Pictures aside, quote the whole listing exactly.
[Begin Dataset records]
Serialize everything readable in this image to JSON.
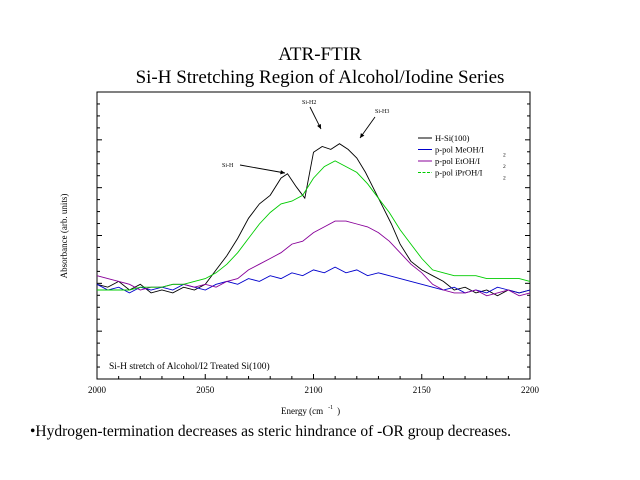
{
  "slide": {
    "title_line1": "ATR-FTIR",
    "title_line2": "Si-H Stretching Region of Alcohol/Iodine Series",
    "bullet": "•Hydrogen-termination decreases as steric hindrance of -OR group decreases."
  },
  "chart_data": {
    "type": "line",
    "xlabel": "Energy (cm",
    "xlabel_sup": "-1",
    "xlabel_close": ")",
    "ylabel": "Absorbance (arb. units)",
    "xlim": [
      2000,
      2200
    ],
    "ylim": [
      0,
      1
    ],
    "x_ticks": [
      2000,
      2050,
      2100,
      2150,
      2200
    ],
    "grid": false,
    "legend_position": "top-right",
    "inner_label": "Si-H stretch of Alcohol/I2 Treated Si(100)",
    "annotations": [
      {
        "text": "Si-H",
        "x": 2088,
        "y": 0.715
      },
      {
        "text": "Si-H2",
        "x": 2103,
        "y": 0.872
      },
      {
        "text": "Si-H3",
        "x": 2122,
        "y": 0.85
      }
    ],
    "series": [
      {
        "name": "H-Si(100)",
        "color": "#000000",
        "subscript": "",
        "x": [
          2000,
          2005,
          2010,
          2015,
          2020,
          2025,
          2030,
          2035,
          2040,
          2045,
          2050,
          2055,
          2060,
          2065,
          2070,
          2075,
          2080,
          2085,
          2088,
          2092,
          2096,
          2100,
          2104,
          2108,
          2112,
          2116,
          2120,
          2124,
          2128,
          2132,
          2136,
          2140,
          2145,
          2150,
          2155,
          2160,
          2165,
          2170,
          2175,
          2180,
          2185,
          2190,
          2195,
          2200
        ],
        "y": [
          0.33,
          0.32,
          0.34,
          0.31,
          0.33,
          0.3,
          0.31,
          0.3,
          0.32,
          0.31,
          0.33,
          0.38,
          0.43,
          0.49,
          0.56,
          0.61,
          0.64,
          0.7,
          0.715,
          0.67,
          0.63,
          0.79,
          0.81,
          0.8,
          0.82,
          0.8,
          0.77,
          0.72,
          0.66,
          0.6,
          0.54,
          0.47,
          0.41,
          0.38,
          0.36,
          0.34,
          0.31,
          0.32,
          0.3,
          0.31,
          0.29,
          0.31,
          0.3,
          0.31
        ]
      },
      {
        "name": "p-pol MeOH/I",
        "color": "#0000cc",
        "subscript": "2",
        "x": [
          2000,
          2005,
          2010,
          2015,
          2020,
          2025,
          2030,
          2035,
          2040,
          2045,
          2050,
          2055,
          2060,
          2065,
          2070,
          2075,
          2080,
          2085,
          2090,
          2095,
          2100,
          2105,
          2110,
          2115,
          2120,
          2125,
          2130,
          2135,
          2140,
          2145,
          2150,
          2155,
          2160,
          2165,
          2170,
          2175,
          2180,
          2185,
          2190,
          2195,
          2200
        ],
        "y": [
          0.33,
          0.31,
          0.32,
          0.3,
          0.32,
          0.31,
          0.32,
          0.31,
          0.33,
          0.32,
          0.31,
          0.33,
          0.34,
          0.33,
          0.35,
          0.34,
          0.36,
          0.35,
          0.37,
          0.36,
          0.38,
          0.37,
          0.39,
          0.37,
          0.38,
          0.36,
          0.37,
          0.36,
          0.35,
          0.34,
          0.33,
          0.32,
          0.31,
          0.32,
          0.3,
          0.31,
          0.3,
          0.32,
          0.31,
          0.3,
          0.31
        ]
      },
      {
        "name": "p-pol EtOH/I",
        "color": "#880099",
        "subscript": "2",
        "x": [
          2000,
          2005,
          2010,
          2015,
          2020,
          2025,
          2030,
          2035,
          2040,
          2045,
          2050,
          2055,
          2060,
          2065,
          2070,
          2075,
          2080,
          2085,
          2090,
          2095,
          2100,
          2105,
          2110,
          2115,
          2120,
          2125,
          2130,
          2135,
          2140,
          2145,
          2150,
          2155,
          2160,
          2165,
          2170,
          2175,
          2180,
          2185,
          2190,
          2195,
          2200
        ],
        "y": [
          0.36,
          0.35,
          0.34,
          0.33,
          0.31,
          0.32,
          0.32,
          0.33,
          0.33,
          0.32,
          0.33,
          0.32,
          0.34,
          0.35,
          0.38,
          0.4,
          0.42,
          0.44,
          0.47,
          0.48,
          0.51,
          0.53,
          0.55,
          0.55,
          0.54,
          0.53,
          0.51,
          0.48,
          0.44,
          0.4,
          0.37,
          0.33,
          0.31,
          0.3,
          0.3,
          0.31,
          0.29,
          0.3,
          0.31,
          0.29,
          0.3
        ]
      },
      {
        "name": "p-pol iPrOH/I",
        "color": "#00cc00",
        "subscript": "2",
        "x": [
          2000,
          2005,
          2010,
          2015,
          2020,
          2025,
          2030,
          2035,
          2040,
          2045,
          2050,
          2055,
          2060,
          2065,
          2070,
          2075,
          2080,
          2085,
          2090,
          2095,
          2100,
          2105,
          2110,
          2115,
          2120,
          2125,
          2130,
          2135,
          2140,
          2145,
          2150,
          2155,
          2160,
          2165,
          2170,
          2175,
          2180,
          2185,
          2190,
          2195,
          2200
        ],
        "y": [
          0.31,
          0.31,
          0.31,
          0.31,
          0.32,
          0.32,
          0.32,
          0.33,
          0.33,
          0.34,
          0.35,
          0.37,
          0.4,
          0.44,
          0.49,
          0.54,
          0.58,
          0.61,
          0.62,
          0.64,
          0.7,
          0.74,
          0.76,
          0.74,
          0.72,
          0.68,
          0.63,
          0.58,
          0.52,
          0.47,
          0.42,
          0.38,
          0.37,
          0.36,
          0.36,
          0.36,
          0.35,
          0.35,
          0.35,
          0.35,
          0.34
        ]
      }
    ]
  }
}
[End Dataset records]
### Solution to the problem
Serialize everything readable in this image to JSON.
{
  "slide": {
    "title_line1": "ATR-FTIR",
    "title_line2": "Si-H Stretching Region of Alcohol/Iodine Series",
    "bullet": "•Hydrogen-termination decreases as steric hindrance of -OR group decreases."
  },
  "chart_data": {
    "type": "line",
    "xlabel": "Energy (cm",
    "xlabel_sup": "-1",
    "xlabel_close": ")",
    "ylabel": "Absorbance (arb. units)",
    "xlim": [
      2000,
      2200
    ],
    "ylim": [
      0,
      1
    ],
    "x_ticks": [
      2000,
      2050,
      2100,
      2150,
      2200
    ],
    "grid": false,
    "legend_position": "top-right",
    "inner_label": "Si-H stretch of Alcohol/I2 Treated Si(100)",
    "annotations": [
      {
        "text": "Si-H",
        "x": 2088,
        "y": 0.715
      },
      {
        "text": "Si-H2",
        "x": 2103,
        "y": 0.872
      },
      {
        "text": "Si-H3",
        "x": 2122,
        "y": 0.85
      }
    ],
    "series": [
      {
        "name": "H-Si(100)",
        "color": "#000000",
        "subscript": "",
        "x": [
          2000,
          2005,
          2010,
          2015,
          2020,
          2025,
          2030,
          2035,
          2040,
          2045,
          2050,
          2055,
          2060,
          2065,
          2070,
          2075,
          2080,
          2085,
          2088,
          2092,
          2096,
          2100,
          2104,
          2108,
          2112,
          2116,
          2120,
          2124,
          2128,
          2132,
          2136,
          2140,
          2145,
          2150,
          2155,
          2160,
          2165,
          2170,
          2175,
          2180,
          2185,
          2190,
          2195,
          2200
        ],
        "y": [
          0.33,
          0.32,
          0.34,
          0.31,
          0.33,
          0.3,
          0.31,
          0.3,
          0.32,
          0.31,
          0.33,
          0.38,
          0.43,
          0.49,
          0.56,
          0.61,
          0.64,
          0.7,
          0.715,
          0.67,
          0.63,
          0.79,
          0.81,
          0.8,
          0.82,
          0.8,
          0.77,
          0.72,
          0.66,
          0.6,
          0.54,
          0.47,
          0.41,
          0.38,
          0.36,
          0.34,
          0.31,
          0.32,
          0.3,
          0.31,
          0.29,
          0.31,
          0.3,
          0.31
        ]
      },
      {
        "name": "p-pol MeOH/I",
        "color": "#0000cc",
        "subscript": "2",
        "x": [
          2000,
          2005,
          2010,
          2015,
          2020,
          2025,
          2030,
          2035,
          2040,
          2045,
          2050,
          2055,
          2060,
          2065,
          2070,
          2075,
          2080,
          2085,
          2090,
          2095,
          2100,
          2105,
          2110,
          2115,
          2120,
          2125,
          2130,
          2135,
          2140,
          2145,
          2150,
          2155,
          2160,
          2165,
          2170,
          2175,
          2180,
          2185,
          2190,
          2195,
          2200
        ],
        "y": [
          0.33,
          0.31,
          0.32,
          0.3,
          0.32,
          0.31,
          0.32,
          0.31,
          0.33,
          0.32,
          0.31,
          0.33,
          0.34,
          0.33,
          0.35,
          0.34,
          0.36,
          0.35,
          0.37,
          0.36,
          0.38,
          0.37,
          0.39,
          0.37,
          0.38,
          0.36,
          0.37,
          0.36,
          0.35,
          0.34,
          0.33,
          0.32,
          0.31,
          0.32,
          0.3,
          0.31,
          0.3,
          0.32,
          0.31,
          0.3,
          0.31
        ]
      },
      {
        "name": "p-pol EtOH/I",
        "color": "#880099",
        "subscript": "2",
        "x": [
          2000,
          2005,
          2010,
          2015,
          2020,
          2025,
          2030,
          2035,
          2040,
          2045,
          2050,
          2055,
          2060,
          2065,
          2070,
          2075,
          2080,
          2085,
          2090,
          2095,
          2100,
          2105,
          2110,
          2115,
          2120,
          2125,
          2130,
          2135,
          2140,
          2145,
          2150,
          2155,
          2160,
          2165,
          2170,
          2175,
          2180,
          2185,
          2190,
          2195,
          2200
        ],
        "y": [
          0.36,
          0.35,
          0.34,
          0.33,
          0.31,
          0.32,
          0.32,
          0.33,
          0.33,
          0.32,
          0.33,
          0.32,
          0.34,
          0.35,
          0.38,
          0.4,
          0.42,
          0.44,
          0.47,
          0.48,
          0.51,
          0.53,
          0.55,
          0.55,
          0.54,
          0.53,
          0.51,
          0.48,
          0.44,
          0.4,
          0.37,
          0.33,
          0.31,
          0.3,
          0.3,
          0.31,
          0.29,
          0.3,
          0.31,
          0.29,
          0.3
        ]
      },
      {
        "name": "p-pol iPrOH/I",
        "color": "#00cc00",
        "subscript": "2",
        "x": [
          2000,
          2005,
          2010,
          2015,
          2020,
          2025,
          2030,
          2035,
          2040,
          2045,
          2050,
          2055,
          2060,
          2065,
          2070,
          2075,
          2080,
          2085,
          2090,
          2095,
          2100,
          2105,
          2110,
          2115,
          2120,
          2125,
          2130,
          2135,
          2140,
          2145,
          2150,
          2155,
          2160,
          2165,
          2170,
          2175,
          2180,
          2185,
          2190,
          2195,
          2200
        ],
        "y": [
          0.31,
          0.31,
          0.31,
          0.31,
          0.32,
          0.32,
          0.32,
          0.33,
          0.33,
          0.34,
          0.35,
          0.37,
          0.4,
          0.44,
          0.49,
          0.54,
          0.58,
          0.61,
          0.62,
          0.64,
          0.7,
          0.74,
          0.76,
          0.74,
          0.72,
          0.68,
          0.63,
          0.58,
          0.52,
          0.47,
          0.42,
          0.38,
          0.37,
          0.36,
          0.36,
          0.36,
          0.35,
          0.35,
          0.35,
          0.35,
          0.34
        ]
      }
    ]
  }
}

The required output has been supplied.